[Supplied entries start]
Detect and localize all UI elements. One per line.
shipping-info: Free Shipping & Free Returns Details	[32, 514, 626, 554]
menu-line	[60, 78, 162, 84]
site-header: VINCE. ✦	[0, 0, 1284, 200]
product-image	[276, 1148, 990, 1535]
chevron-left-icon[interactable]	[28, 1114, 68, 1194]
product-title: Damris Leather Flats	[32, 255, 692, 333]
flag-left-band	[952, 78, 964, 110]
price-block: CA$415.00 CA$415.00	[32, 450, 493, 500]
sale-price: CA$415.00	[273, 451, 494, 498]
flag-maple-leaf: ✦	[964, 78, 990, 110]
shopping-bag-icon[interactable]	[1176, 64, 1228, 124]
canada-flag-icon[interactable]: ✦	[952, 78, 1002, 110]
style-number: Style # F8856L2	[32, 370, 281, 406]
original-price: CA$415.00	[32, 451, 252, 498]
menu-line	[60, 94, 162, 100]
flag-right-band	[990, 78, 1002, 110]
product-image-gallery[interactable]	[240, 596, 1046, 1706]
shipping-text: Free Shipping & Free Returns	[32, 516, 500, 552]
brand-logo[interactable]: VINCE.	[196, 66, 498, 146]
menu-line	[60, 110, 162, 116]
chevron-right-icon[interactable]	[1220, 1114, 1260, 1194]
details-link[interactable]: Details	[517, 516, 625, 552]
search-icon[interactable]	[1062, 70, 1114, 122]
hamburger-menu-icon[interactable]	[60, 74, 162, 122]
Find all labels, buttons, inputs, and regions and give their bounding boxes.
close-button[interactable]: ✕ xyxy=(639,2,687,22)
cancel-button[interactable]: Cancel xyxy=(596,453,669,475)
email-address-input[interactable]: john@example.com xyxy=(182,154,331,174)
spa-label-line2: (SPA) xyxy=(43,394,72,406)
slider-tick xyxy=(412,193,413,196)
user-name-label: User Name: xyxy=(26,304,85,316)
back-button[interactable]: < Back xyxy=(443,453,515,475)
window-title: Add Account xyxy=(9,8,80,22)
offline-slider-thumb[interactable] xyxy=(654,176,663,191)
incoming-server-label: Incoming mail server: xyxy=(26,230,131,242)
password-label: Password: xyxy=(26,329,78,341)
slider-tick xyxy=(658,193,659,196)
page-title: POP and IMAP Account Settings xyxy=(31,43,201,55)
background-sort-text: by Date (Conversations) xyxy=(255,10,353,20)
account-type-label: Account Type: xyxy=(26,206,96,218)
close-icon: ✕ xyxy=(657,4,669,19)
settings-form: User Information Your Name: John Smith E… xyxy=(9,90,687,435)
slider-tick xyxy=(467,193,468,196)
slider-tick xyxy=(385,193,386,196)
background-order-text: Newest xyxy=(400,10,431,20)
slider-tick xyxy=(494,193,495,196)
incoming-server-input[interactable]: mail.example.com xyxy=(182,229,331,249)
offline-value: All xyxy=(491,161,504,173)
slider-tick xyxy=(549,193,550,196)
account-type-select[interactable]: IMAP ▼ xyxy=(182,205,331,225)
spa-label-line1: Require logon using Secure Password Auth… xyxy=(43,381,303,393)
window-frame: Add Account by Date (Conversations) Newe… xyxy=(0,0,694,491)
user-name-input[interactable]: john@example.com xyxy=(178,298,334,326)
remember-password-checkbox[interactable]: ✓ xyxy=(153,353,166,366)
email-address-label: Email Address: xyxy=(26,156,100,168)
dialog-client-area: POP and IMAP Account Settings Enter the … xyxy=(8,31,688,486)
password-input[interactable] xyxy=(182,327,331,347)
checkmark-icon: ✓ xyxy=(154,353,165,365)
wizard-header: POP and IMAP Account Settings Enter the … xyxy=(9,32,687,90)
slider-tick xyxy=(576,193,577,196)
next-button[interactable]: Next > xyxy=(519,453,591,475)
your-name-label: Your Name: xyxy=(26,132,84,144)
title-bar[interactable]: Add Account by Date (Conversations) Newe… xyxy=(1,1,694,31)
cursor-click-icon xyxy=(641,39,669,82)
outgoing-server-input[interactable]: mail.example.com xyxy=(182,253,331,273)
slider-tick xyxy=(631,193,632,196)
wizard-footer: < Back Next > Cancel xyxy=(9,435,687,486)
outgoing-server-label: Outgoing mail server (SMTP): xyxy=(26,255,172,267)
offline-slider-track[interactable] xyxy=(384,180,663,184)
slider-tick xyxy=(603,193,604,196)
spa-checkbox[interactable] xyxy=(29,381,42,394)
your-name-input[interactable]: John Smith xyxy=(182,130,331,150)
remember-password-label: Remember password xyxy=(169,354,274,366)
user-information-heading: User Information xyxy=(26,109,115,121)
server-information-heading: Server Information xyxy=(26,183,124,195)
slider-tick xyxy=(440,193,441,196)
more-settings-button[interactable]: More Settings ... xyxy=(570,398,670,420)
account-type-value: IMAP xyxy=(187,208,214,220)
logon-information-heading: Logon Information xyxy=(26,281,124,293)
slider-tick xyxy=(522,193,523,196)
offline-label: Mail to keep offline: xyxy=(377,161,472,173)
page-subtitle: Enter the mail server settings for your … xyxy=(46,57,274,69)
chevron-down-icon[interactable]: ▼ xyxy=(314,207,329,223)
[Supplied entries end]
### What you should do
Rewrite every line of the entries above as a numbered list, omitting any blank lines.

### Solution to the problem
1. Detect and localize all UI elements. One per line.
2. shipping-info: Free Shipping & Free Returns Details	[32, 514, 626, 554]
3. menu-line	[60, 78, 162, 84]
4. site-header: VINCE. ✦	[0, 0, 1284, 200]
5. product-image	[276, 1148, 990, 1535]
6. chevron-left-icon[interactable]	[28, 1114, 68, 1194]
7. product-title: Damris Leather Flats	[32, 255, 692, 333]
8. flag-left-band	[952, 78, 964, 110]
9. price-block: CA$415.00 CA$415.00	[32, 450, 493, 500]
10. sale-price: CA$415.00	[273, 451, 494, 498]
11. flag-maple-leaf: ✦	[964, 78, 990, 110]
12. shopping-bag-icon[interactable]	[1176, 64, 1228, 124]
13. canada-flag-icon[interactable]: ✦	[952, 78, 1002, 110]
14. style-number: Style # F8856L2	[32, 370, 281, 406]
15. original-price: CA$415.00	[32, 451, 252, 498]
16. menu-line	[60, 94, 162, 100]
17. flag-right-band	[990, 78, 1002, 110]
18. product-image-gallery[interactable]	[240, 596, 1046, 1706]
19. shipping-text: Free Shipping & Free Returns	[32, 516, 500, 552]
20. brand-logo[interactable]: VINCE.	[196, 66, 498, 146]
21. menu-line	[60, 110, 162, 116]
22. chevron-right-icon[interactable]	[1220, 1114, 1260, 1194]
23. details-link[interactable]: Details	[517, 516, 625, 552]
24. search-icon[interactable]	[1062, 70, 1114, 122]
25. hamburger-menu-icon[interactable]	[60, 74, 162, 122]
26. Find all labels, buttons, inputs, and regions and give their bounding boxes.
27. close-button[interactable]: ✕ xyxy=(639,2,687,22)
28. cancel-button[interactable]: Cancel xyxy=(596,453,669,475)
29. email-address-input[interactable]: john@example.com xyxy=(182,154,331,174)
30. spa-label-line2: (SPA) xyxy=(43,394,72,406)
31. slider-tick xyxy=(412,193,413,196)
32. user-name-label: User Name: xyxy=(26,304,85,316)
33. back-button[interactable]: < Back xyxy=(443,453,515,475)
34. window-title: Add Account xyxy=(9,8,80,22)
35. offline-slider-thumb[interactable] xyxy=(654,176,663,191)
36. incoming-server-label: Incoming mail server: xyxy=(26,230,131,242)
37. password-label: Password: xyxy=(26,329,78,341)
38. slider-tick xyxy=(658,193,659,196)
39. page-title: POP and IMAP Account Settings xyxy=(31,43,201,55)
40. background-sort-text: by Date (Conversations) xyxy=(255,10,353,20)
41. account-type-label: Account Type: xyxy=(26,206,96,218)
42. close-icon: ✕ xyxy=(657,4,669,19)
43. settings-form: User Information Your Name: John Smith E… xyxy=(9,90,687,435)
44. slider-tick xyxy=(467,193,468,196)
45. slider-tick xyxy=(385,193,386,196)
46. background-order-text: Newest xyxy=(400,10,431,20)
47. slider-tick xyxy=(494,193,495,196)
48. incoming-server-input[interactable]: mail.example.com xyxy=(182,229,331,249)
49. offline-value: All xyxy=(491,161,504,173)
50. slider-tick xyxy=(549,193,550,196)
51. account-type-select[interactable]: IMAP ▼ xyxy=(182,205,331,225)
52. spa-label-line1: Require logon using Secure Password Auth… xyxy=(43,381,303,393)
53. window-frame: Add Account by Date (Conversations) Newe… xyxy=(0,0,694,491)
54. user-name-input[interactable]: john@example.com xyxy=(178,298,334,326)
55. remember-password-checkbox[interactable]: ✓ xyxy=(153,353,166,366)
56. email-address-label: Email Address: xyxy=(26,156,100,168)
57. dialog-client-area: POP and IMAP Account Settings Enter the … xyxy=(8,31,688,486)
58. password-input[interactable] xyxy=(182,327,331,347)
59. checkmark-icon: ✓ xyxy=(154,353,165,365)
60. wizard-header: POP and IMAP Account Settings Enter the … xyxy=(9,32,687,90)
61. slider-tick xyxy=(576,193,577,196)
62. next-button[interactable]: Next > xyxy=(519,453,591,475)
63. your-name-label: Your Name: xyxy=(26,132,84,144)
64. title-bar[interactable]: Add Account by Date (Conversations) Newe… xyxy=(1,1,694,31)
65. cursor-click-icon xyxy=(641,39,669,82)
66. outgoing-server-input[interactable]: mail.example.com xyxy=(182,253,331,273)
67. slider-tick xyxy=(631,193,632,196)
68. wizard-footer: < Back Next > Cancel xyxy=(9,435,687,486)
69. outgoing-server-label: Outgoing mail server (SMTP): xyxy=(26,255,172,267)
70. offline-slider-track[interactable] xyxy=(384,180,663,184)
71. slider-tick xyxy=(603,193,604,196)
72. spa-checkbox[interactable] xyxy=(29,381,42,394)
73. your-name-input[interactable]: John Smith xyxy=(182,130,331,150)
74. remember-password-label: Remember password xyxy=(169,354,274,366)
75. user-information-heading: User Information xyxy=(26,109,115,121)
76. server-information-heading: Server Information xyxy=(26,183,124,195)
77. slider-tick xyxy=(440,193,441,196)
78. more-settings-button[interactable]: More Settings ... xyxy=(570,398,670,420)
79. account-type-value: IMAP xyxy=(187,208,214,220)
80. logon-information-heading: Logon Information xyxy=(26,281,124,293)
81. slider-tick xyxy=(522,193,523,196)
82. offline-label: Mail to keep offline: xyxy=(377,161,472,173)
83. page-subtitle: Enter the mail server settings for your … xyxy=(46,57,274,69)
84. chevron-down-icon[interactable]: ▼ xyxy=(314,207,329,223)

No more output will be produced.